What the task requires: Sift the material for lines containing "woman", and return them.

Provided records:
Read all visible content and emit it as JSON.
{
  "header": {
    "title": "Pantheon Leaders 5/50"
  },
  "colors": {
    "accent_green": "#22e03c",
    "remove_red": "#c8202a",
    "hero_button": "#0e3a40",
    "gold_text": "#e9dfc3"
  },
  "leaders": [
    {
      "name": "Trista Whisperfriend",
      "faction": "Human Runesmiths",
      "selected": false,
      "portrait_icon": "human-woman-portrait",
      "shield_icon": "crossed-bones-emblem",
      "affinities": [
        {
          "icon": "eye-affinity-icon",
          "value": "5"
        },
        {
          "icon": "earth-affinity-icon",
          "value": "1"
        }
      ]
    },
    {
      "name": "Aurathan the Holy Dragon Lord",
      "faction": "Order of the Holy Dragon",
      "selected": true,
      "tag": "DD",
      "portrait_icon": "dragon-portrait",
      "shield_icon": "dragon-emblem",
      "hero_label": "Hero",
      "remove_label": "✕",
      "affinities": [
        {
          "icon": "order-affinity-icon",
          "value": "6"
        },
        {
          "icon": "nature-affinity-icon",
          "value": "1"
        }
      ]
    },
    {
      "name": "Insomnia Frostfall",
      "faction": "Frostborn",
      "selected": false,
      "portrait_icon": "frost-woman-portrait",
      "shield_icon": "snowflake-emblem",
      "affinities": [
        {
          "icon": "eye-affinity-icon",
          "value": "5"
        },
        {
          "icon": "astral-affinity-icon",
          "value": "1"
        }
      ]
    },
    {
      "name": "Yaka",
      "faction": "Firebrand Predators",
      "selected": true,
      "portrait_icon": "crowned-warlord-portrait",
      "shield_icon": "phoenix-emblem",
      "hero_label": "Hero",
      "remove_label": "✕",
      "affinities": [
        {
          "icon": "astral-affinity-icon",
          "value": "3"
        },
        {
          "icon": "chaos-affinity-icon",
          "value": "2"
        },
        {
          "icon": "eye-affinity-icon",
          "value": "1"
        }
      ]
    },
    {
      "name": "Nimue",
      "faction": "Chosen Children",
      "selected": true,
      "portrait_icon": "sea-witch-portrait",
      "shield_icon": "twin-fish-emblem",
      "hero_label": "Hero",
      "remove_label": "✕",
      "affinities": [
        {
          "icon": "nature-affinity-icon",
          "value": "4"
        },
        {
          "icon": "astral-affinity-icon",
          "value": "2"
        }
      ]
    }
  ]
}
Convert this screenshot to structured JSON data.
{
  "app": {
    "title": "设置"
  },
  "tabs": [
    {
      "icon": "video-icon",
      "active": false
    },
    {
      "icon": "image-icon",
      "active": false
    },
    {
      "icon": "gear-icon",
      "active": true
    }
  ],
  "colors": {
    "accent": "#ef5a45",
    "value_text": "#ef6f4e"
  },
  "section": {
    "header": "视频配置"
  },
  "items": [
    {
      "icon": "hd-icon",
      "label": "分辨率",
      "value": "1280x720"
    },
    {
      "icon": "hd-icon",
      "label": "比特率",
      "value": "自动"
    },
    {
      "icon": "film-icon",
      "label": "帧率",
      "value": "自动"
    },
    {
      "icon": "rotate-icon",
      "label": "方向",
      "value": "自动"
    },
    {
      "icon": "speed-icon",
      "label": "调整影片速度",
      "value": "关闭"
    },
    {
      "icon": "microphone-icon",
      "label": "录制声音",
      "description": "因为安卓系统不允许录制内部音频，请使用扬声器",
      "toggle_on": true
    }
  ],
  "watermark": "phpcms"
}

The solution:
      "portrait_icon": "human-woman-portrait",
      "portrait_icon": "frost-woman-portrait",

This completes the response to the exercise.